-- Start --
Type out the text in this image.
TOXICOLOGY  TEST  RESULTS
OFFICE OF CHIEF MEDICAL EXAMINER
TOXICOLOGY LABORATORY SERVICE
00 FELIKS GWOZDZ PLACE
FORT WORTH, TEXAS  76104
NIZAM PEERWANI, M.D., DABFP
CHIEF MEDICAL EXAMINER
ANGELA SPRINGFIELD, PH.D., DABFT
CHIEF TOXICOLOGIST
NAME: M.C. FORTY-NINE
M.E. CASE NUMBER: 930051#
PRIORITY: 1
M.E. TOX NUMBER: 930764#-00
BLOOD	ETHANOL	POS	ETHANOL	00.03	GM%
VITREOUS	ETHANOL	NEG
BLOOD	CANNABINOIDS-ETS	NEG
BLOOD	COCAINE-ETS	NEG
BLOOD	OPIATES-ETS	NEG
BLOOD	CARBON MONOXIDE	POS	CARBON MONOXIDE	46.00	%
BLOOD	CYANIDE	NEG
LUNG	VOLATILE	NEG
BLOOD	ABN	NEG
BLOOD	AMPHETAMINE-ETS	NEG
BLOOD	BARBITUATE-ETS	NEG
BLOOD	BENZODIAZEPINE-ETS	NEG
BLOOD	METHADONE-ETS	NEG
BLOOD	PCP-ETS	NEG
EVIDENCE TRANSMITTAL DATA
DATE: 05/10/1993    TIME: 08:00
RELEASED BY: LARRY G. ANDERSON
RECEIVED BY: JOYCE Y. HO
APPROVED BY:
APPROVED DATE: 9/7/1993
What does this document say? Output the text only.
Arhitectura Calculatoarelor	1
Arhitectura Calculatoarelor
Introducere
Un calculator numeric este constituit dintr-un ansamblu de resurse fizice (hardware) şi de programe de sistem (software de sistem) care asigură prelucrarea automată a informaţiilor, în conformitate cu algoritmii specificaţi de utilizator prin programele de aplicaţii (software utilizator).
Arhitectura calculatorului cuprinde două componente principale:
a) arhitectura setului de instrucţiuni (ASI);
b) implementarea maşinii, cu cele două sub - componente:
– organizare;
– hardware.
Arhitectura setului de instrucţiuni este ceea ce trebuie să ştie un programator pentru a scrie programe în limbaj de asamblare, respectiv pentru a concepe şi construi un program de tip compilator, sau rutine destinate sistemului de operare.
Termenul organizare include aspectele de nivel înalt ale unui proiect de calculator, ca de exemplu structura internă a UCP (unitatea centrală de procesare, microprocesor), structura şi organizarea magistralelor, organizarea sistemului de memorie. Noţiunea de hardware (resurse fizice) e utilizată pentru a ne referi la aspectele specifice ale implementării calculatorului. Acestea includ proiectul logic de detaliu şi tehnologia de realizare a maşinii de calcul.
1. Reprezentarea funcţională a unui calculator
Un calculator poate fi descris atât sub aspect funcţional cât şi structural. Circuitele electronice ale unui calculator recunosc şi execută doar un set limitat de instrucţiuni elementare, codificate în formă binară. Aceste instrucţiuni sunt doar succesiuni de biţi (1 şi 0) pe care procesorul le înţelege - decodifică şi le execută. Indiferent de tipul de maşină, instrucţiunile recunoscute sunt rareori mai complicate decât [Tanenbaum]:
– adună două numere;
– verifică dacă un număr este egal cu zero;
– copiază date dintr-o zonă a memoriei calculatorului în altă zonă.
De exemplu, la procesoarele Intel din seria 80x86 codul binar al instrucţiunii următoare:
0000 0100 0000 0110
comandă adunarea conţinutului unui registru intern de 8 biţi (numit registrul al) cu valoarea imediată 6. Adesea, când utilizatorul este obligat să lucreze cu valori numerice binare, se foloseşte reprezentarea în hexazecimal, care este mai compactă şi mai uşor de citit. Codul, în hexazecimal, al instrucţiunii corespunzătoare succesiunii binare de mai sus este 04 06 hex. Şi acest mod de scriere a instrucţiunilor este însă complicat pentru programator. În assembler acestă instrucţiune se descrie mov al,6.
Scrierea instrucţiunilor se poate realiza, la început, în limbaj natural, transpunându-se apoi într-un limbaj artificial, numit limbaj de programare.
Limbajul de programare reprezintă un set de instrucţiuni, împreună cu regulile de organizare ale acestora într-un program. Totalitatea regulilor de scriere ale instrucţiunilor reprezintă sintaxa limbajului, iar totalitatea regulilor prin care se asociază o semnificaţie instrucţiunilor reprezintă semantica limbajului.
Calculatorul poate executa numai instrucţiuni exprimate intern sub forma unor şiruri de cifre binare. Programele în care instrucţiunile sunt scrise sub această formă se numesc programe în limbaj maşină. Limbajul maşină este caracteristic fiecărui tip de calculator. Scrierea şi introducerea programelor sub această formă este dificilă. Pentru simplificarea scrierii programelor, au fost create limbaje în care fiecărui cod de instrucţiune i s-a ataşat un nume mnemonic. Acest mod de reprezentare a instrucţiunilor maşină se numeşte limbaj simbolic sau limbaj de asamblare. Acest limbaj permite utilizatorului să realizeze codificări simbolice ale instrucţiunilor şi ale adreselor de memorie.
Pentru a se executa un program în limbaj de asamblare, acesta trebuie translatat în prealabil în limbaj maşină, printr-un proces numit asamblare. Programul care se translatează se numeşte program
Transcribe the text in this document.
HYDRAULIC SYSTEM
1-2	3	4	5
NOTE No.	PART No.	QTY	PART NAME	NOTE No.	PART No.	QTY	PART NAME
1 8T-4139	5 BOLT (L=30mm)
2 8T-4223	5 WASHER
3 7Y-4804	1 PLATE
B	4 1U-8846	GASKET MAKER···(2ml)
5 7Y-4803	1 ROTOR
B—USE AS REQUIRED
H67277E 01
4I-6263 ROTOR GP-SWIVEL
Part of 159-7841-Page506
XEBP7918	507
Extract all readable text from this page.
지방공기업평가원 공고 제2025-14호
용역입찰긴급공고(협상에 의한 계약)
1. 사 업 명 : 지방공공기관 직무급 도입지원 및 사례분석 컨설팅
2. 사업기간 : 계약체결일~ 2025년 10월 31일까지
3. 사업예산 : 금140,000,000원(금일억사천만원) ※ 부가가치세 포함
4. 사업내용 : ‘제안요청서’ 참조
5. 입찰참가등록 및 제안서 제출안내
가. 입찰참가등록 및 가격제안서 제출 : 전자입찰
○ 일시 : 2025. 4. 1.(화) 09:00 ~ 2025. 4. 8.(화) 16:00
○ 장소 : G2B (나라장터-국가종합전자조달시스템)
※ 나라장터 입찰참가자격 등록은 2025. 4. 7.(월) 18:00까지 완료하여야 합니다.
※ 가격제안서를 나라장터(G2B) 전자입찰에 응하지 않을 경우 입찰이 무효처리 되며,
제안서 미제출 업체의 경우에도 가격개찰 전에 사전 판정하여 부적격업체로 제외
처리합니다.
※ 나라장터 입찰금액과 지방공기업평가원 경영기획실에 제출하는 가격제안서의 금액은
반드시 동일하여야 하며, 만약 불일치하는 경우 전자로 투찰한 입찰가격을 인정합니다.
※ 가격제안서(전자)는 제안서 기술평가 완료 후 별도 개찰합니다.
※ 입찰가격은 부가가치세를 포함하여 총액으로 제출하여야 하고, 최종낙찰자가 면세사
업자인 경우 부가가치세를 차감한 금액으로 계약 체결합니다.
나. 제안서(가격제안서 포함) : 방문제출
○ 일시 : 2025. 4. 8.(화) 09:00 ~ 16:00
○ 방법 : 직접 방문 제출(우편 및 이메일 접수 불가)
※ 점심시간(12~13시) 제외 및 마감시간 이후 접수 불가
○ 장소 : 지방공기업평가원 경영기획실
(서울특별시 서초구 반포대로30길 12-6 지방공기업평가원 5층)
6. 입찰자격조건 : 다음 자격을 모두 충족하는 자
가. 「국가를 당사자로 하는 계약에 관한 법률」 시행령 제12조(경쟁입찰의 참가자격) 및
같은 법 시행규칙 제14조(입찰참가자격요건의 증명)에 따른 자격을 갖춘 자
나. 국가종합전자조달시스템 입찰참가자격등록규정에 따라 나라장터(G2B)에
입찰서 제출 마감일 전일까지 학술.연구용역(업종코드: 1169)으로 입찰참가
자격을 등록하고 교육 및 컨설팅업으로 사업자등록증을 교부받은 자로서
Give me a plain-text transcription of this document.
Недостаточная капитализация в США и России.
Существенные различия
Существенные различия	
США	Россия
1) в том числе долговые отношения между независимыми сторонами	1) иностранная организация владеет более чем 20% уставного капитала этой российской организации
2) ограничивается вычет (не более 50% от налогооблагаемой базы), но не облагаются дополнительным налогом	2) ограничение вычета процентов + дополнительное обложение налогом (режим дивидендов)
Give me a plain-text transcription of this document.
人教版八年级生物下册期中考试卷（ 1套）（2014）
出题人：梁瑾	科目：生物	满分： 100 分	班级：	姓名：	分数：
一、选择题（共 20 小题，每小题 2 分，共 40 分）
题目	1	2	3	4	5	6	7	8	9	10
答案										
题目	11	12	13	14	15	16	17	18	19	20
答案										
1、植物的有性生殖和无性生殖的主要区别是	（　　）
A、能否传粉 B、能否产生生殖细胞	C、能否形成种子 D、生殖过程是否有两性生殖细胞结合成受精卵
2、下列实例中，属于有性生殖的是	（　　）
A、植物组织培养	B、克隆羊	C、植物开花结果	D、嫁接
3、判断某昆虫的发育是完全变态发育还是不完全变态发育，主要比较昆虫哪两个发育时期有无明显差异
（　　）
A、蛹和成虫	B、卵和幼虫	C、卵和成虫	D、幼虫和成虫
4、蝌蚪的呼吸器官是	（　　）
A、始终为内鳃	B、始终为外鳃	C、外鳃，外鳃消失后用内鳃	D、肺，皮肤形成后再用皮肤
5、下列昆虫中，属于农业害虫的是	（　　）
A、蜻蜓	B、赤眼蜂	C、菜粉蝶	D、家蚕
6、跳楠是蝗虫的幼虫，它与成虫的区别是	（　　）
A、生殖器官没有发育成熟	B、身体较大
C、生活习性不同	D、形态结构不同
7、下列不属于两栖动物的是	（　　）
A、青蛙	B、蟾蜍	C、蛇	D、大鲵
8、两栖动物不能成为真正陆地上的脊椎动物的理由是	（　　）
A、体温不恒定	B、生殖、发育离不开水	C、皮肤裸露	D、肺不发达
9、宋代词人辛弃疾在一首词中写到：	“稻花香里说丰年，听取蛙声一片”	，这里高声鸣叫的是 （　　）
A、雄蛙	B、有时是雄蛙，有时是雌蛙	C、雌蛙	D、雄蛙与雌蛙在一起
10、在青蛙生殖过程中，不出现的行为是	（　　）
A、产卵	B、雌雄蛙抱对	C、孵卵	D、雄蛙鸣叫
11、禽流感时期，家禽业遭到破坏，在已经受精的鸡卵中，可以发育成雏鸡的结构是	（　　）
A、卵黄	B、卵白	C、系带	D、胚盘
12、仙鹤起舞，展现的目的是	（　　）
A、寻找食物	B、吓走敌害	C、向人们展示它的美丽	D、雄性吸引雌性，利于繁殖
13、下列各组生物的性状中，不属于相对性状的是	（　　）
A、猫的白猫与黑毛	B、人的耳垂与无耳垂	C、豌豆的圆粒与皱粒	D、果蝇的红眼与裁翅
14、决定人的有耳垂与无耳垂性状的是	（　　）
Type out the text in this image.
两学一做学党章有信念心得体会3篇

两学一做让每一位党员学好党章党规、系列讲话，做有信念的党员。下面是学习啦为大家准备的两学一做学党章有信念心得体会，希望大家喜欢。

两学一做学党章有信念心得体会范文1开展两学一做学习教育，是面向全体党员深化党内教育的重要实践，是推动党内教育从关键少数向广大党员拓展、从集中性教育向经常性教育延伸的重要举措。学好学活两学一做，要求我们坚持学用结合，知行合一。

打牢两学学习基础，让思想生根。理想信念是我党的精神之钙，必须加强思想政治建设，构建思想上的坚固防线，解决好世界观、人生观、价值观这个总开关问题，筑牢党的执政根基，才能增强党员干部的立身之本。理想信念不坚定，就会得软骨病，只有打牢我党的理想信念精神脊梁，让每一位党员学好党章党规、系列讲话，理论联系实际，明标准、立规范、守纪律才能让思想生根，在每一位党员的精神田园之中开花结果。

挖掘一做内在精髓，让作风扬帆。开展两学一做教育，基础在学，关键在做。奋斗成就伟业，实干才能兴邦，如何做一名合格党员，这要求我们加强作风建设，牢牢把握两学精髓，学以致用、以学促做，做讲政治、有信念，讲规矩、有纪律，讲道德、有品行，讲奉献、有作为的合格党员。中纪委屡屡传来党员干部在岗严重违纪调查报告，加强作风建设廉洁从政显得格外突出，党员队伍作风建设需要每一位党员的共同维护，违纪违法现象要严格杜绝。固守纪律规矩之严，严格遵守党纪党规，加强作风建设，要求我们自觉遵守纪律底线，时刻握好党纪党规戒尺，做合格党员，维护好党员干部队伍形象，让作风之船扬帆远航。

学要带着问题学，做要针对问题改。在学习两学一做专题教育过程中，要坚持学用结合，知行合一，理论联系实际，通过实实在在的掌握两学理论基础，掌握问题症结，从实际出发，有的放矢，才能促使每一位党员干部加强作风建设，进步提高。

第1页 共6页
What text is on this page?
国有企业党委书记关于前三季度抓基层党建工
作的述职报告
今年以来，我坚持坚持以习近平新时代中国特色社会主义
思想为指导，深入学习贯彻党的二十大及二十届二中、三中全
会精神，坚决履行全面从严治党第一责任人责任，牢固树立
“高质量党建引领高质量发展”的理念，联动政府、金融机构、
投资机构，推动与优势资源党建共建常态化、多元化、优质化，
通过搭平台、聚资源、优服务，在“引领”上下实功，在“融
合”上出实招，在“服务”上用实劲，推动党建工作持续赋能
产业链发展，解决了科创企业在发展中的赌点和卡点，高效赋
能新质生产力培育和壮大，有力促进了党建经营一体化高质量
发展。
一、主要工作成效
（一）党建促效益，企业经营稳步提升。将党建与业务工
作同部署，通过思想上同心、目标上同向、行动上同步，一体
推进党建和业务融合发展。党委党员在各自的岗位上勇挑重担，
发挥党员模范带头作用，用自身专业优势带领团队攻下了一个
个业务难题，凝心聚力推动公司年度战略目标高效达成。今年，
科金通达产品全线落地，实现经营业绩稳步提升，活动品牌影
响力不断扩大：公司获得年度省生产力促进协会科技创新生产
-- End --
Required work
Return from the data every line that holds "this".

Correct answer
Type out the text in this image.
What does this document say? Output the text only.
Transcribe the text in this document.
Extract all readable text from this page.
Give me a plain-text transcription of this document.
Give me a plain-text transcription of this document.
Type out the text in this image.
What text is on this page?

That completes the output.